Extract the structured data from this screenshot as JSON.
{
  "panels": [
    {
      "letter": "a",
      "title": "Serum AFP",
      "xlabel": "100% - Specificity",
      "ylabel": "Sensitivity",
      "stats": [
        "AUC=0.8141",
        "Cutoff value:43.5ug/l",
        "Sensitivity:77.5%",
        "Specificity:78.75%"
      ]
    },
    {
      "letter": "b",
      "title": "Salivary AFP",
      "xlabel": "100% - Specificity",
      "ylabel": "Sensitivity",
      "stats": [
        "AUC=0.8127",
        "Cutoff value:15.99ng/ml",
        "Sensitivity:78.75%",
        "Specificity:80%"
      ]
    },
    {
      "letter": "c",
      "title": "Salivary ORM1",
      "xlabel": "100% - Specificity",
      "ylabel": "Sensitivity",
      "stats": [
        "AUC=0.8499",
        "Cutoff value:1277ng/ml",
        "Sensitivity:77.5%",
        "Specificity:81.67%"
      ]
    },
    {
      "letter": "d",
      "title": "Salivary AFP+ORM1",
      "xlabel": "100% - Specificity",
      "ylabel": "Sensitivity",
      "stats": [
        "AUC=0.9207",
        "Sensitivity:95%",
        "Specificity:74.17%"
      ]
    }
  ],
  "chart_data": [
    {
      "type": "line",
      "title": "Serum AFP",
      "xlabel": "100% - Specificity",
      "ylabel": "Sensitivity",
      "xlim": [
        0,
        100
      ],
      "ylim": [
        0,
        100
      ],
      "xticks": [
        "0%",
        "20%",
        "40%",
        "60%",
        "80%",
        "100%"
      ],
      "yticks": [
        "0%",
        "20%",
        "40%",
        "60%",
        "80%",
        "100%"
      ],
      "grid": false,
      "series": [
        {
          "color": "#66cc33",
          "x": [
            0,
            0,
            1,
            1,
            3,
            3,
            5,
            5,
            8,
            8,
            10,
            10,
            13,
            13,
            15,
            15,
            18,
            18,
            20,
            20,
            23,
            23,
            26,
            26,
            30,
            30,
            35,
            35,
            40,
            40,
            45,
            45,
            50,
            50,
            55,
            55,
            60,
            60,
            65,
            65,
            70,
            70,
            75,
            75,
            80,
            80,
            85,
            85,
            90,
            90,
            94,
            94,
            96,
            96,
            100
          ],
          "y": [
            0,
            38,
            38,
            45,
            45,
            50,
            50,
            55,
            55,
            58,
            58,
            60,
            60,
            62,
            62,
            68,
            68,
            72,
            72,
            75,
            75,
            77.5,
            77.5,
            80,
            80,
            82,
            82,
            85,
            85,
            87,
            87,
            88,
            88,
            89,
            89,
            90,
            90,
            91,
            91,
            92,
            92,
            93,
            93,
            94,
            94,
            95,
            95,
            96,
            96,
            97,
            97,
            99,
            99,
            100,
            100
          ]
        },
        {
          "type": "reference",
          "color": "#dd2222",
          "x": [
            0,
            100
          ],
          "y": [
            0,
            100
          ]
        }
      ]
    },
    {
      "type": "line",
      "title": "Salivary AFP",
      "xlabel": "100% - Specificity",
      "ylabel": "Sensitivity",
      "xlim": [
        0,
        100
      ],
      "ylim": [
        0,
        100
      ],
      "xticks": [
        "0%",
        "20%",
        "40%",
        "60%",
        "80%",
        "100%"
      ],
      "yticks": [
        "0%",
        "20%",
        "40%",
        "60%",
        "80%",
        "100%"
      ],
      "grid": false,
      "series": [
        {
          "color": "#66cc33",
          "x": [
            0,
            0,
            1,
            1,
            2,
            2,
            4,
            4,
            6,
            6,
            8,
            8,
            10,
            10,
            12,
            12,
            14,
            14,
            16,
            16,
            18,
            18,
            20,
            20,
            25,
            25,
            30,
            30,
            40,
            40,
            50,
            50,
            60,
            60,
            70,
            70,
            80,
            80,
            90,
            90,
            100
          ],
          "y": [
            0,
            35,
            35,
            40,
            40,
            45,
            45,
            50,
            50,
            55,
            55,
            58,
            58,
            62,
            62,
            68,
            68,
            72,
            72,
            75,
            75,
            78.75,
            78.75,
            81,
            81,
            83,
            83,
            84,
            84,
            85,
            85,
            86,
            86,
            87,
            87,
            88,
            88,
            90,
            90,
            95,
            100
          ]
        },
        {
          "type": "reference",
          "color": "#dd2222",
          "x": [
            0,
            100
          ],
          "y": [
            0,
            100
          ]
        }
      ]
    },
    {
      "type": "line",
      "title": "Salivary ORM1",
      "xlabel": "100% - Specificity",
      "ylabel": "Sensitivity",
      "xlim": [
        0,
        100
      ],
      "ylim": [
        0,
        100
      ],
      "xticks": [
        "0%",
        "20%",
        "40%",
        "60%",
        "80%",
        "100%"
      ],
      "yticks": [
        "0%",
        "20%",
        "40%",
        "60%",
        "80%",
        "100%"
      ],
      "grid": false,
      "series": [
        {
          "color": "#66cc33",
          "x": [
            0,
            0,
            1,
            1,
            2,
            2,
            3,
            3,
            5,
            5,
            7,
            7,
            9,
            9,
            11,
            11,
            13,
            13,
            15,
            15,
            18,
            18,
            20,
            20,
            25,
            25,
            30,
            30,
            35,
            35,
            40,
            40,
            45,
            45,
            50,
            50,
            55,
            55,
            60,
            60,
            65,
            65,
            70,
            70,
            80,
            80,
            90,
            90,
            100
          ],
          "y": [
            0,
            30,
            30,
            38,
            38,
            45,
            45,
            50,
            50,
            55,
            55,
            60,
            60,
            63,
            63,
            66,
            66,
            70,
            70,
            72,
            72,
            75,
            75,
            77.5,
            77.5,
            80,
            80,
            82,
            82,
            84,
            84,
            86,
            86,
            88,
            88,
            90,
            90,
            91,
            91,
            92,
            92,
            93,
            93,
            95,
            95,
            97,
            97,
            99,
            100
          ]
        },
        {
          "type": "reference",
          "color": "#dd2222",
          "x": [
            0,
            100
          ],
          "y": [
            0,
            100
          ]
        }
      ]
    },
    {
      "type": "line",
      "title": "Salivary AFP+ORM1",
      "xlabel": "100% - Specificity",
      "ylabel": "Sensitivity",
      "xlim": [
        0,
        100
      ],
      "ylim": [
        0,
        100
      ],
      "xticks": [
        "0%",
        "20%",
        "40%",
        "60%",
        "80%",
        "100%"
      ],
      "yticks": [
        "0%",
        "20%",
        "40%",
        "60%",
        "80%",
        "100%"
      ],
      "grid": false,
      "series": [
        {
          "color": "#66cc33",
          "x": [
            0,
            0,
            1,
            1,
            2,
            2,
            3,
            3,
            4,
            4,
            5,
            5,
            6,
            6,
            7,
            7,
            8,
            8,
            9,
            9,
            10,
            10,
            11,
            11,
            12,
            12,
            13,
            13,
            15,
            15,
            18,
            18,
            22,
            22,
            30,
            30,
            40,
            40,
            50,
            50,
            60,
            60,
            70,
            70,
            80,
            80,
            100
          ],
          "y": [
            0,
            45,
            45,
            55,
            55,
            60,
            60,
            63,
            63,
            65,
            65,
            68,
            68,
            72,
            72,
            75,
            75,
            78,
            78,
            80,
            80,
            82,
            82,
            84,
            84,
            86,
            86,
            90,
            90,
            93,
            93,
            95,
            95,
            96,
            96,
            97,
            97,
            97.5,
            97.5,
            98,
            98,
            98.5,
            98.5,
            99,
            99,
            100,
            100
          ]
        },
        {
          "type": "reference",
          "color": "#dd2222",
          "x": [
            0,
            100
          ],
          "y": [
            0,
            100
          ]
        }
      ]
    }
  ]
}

********

## Set problem
Return the material exactly as it stands.

## Solution to the problem
Extract the structured data from this screenshot as JSON.
{
  "panels": [
    {
      "letter": "a",
      "title": "Serum AFP",
      "xlabel": "100% - Specificity",
      "ylabel": "Sensitivity",
      "stats": [
        "AUC=0.8141",
        "Cutoff value:43.5ug/l",
        "Sensitivity:77.5%",
        "Specificity:78.75%"
      ]
    },
    {
      "letter": "b",
      "title": "Salivary AFP",
      "xlabel": "100% - Specificity",
      "ylabel": "Sensitivity",
      "stats": [
        "AUC=0.8127",
        "Cutoff value:15.99ng/ml",
        "Sensitivity:78.75%",
        "Specificity:80%"
      ]
    },
    {
      "letter": "c",
      "title": "Salivary ORM1",
      "xlabel": "100% - Specificity",
      "ylabel": "Sensitivity",
      "stats": [
        "AUC=0.8499",
        "Cutoff value:1277ng/ml",
        "Sensitivity:77.5%",
        "Specificity:81.67%"
      ]
    },
    {
      "letter": "d",
      "title": "Salivary AFP+ORM1",
      "xlabel": "100% - Specificity",
      "ylabel": "Sensitivity",
      "stats": [
        "AUC=0.9207",
        "Sensitivity:95%",
        "Specificity:74.17%"
      ]
    }
  ],
  "chart_data": [
    {
      "type": "line",
      "title": "Serum AFP",
      "xlabel": "100% - Specificity",
      "ylabel": "Sensitivity",
      "xlim": [
        0,
        100
      ],
      "ylim": [
        0,
        100
      ],
      "xticks": [
        "0%",
        "20%",
        "40%",
        "60%",
        "80%",
        "100%"
      ],
      "yticks": [
        "0%",
        "20%",
        "40%",
        "60%",
        "80%",
        "100%"
      ],
      "grid": false,
      "series": [
        {
          "color": "#66cc33",
          "x": [
            0,
            0,
            1,
            1,
            3,
            3,
            5,
            5,
            8,
            8,
            10,
            10,
            13,
            13,
            15,
            15,
            18,
            18,
            20,
            20,
            23,
            23,
            26,
            26,
            30,
            30,
            35,
            35,
            40,
            40,
            45,
            45,
            50,
            50,
            55,
            55,
            60,
            60,
            65,
            65,
            70,
            70,
            75,
            75,
            80,
            80,
            85,
            85,
            90,
            90,
            94,
            94,
            96,
            96,
            100
          ],
          "y": [
            0,
            38,
            38,
            45,
            45,
            50,
            50,
            55,
            55,
            58,
            58,
            60,
            60,
            62,
            62,
            68,
            68,
            72,
            72,
            75,
            75,
            77.5,
            77.5,
            80,
            80,
            82,
            82,
            85,
            85,
            87,
            87,
            88,
            88,
            89,
            89,
            90,
            90,
            91,
            91,
            92,
            92,
            93,
            93,
            94,
            94,
            95,
            95,
            96,
            96,
            97,
            97,
            99,
            99,
            100,
            100
          ]
        },
        {
          "type": "reference",
          "color": "#dd2222",
          "x": [
            0,
            100
          ],
          "y": [
            0,
            100
          ]
        }
      ]
    },
    {
      "type": "line",
      "title": "Salivary AFP",
      "xlabel": "100% - Specificity",
      "ylabel": "Sensitivity",
      "xlim": [
        0,
        100
      ],
      "ylim": [
        0,
        100
      ],
      "xticks": [
        "0%",
        "20%",
        "40%",
        "60%",
        "80%",
        "100%"
      ],
      "yticks": [
        "0%",
        "20%",
        "40%",
        "60%",
        "80%",
        "100%"
      ],
      "grid": false,
      "series": [
        {
          "color": "#66cc33",
          "x": [
            0,
            0,
            1,
            1,
            2,
            2,
            4,
            4,
            6,
            6,
            8,
            8,
            10,
            10,
            12,
            12,
            14,
            14,
            16,
            16,
            18,
            18,
            20,
            20,
            25,
            25,
            30,
            30,
            40,
            40,
            50,
            50,
            60,
            60,
            70,
            70,
            80,
            80,
            90,
            90,
            100
          ],
          "y": [
            0,
            35,
            35,
            40,
            40,
            45,
            45,
            50,
            50,
            55,
            55,
            58,
            58,
            62,
            62,
            68,
            68,
            72,
            72,
            75,
            75,
            78.75,
            78.75,
            81,
            81,
            83,
            83,
            84,
            84,
            85,
            85,
            86,
            86,
            87,
            87,
            88,
            88,
            90,
            90,
            95,
            100
          ]
        },
        {
          "type": "reference",
          "color": "#dd2222",
          "x": [
            0,
            100
          ],
          "y": [
            0,
            100
          ]
        }
      ]
    },
    {
      "type": "line",
      "title": "Salivary ORM1",
      "xlabel": "100% - Specificity",
      "ylabel": "Sensitivity",
      "xlim": [
        0,
        100
      ],
      "ylim": [
        0,
        100
      ],
      "xticks": [
        "0%",
        "20%",
        "40%",
        "60%",
        "80%",
        "100%"
      ],
      "yticks": [
        "0%",
        "20%",
        "40%",
        "60%",
        "80%",
        "100%"
      ],
      "grid": false,
      "series": [
        {
          "color": "#66cc33",
          "x": [
            0,
            0,
            1,
            1,
            2,
            2,
            3,
            3,
            5,
            5,
            7,
            7,
            9,
            9,
            11,
            11,
            13,
            13,
            15,
            15,
            18,
            18,
            20,
            20,
            25,
            25,
            30,
            30,
            35,
            35,
            40,
            40,
            45,
            45,
            50,
            50,
            55,
            55,
            60,
            60,
            65,
            65,
            70,
            70,
            80,
            80,
            90,
            90,
            100
          ],
          "y": [
            0,
            30,
            30,
            38,
            38,
            45,
            45,
            50,
            50,
            55,
            55,
            60,
            60,
            63,
            63,
            66,
            66,
            70,
            70,
            72,
            72,
            75,
            75,
            77.5,
            77.5,
            80,
            80,
            82,
            82,
            84,
            84,
            86,
            86,
            88,
            88,
            90,
            90,
            91,
            91,
            92,
            92,
            93,
            93,
            95,
            95,
            97,
            97,
            99,
            100
          ]
        },
        {
          "type": "reference",
          "color": "#dd2222",
          "x": [
            0,
            100
          ],
          "y": [
            0,
            100
          ]
        }
      ]
    },
    {
      "type": "line",
      "title": "Salivary AFP+ORM1",
      "xlabel": "100% - Specificity",
      "ylabel": "Sensitivity",
      "xlim": [
        0,
        100
      ],
      "ylim": [
        0,
        100
      ],
      "xticks": [
        "0%",
        "20%",
        "40%",
        "60%",
        "80%",
        "100%"
      ],
      "yticks": [
        "0%",
        "20%",
        "40%",
        "60%",
        "80%",
        "100%"
      ],
      "grid": false,
      "series": [
        {
          "color": "#66cc33",
          "x": [
            0,
            0,
            1,
            1,
            2,
            2,
            3,
            3,
            4,
            4,
            5,
            5,
            6,
            6,
            7,
            7,
            8,
            8,
            9,
            9,
            10,
            10,
            11,
            11,
            12,
            12,
            13,
            13,
            15,
            15,
            18,
            18,
            22,
            22,
            30,
            30,
            40,
            40,
            50,
            50,
            60,
            60,
            70,
            70,
            80,
            80,
            100
          ],
          "y": [
            0,
            45,
            45,
            55,
            55,
            60,
            60,
            63,
            63,
            65,
            65,
            68,
            68,
            72,
            72,
            75,
            75,
            78,
            78,
            80,
            80,
            82,
            82,
            84,
            84,
            86,
            86,
            90,
            90,
            93,
            93,
            95,
            95,
            96,
            96,
            97,
            97,
            97.5,
            97.5,
            98,
            98,
            98.5,
            98.5,
            99,
            99,
            100,
            100
          ]
        },
        {
          "type": "reference",
          "color": "#dd2222",
          "x": [
            0,
            100
          ],
          "y": [
            0,
            100
          ]
        }
      ]
    }
  ]
}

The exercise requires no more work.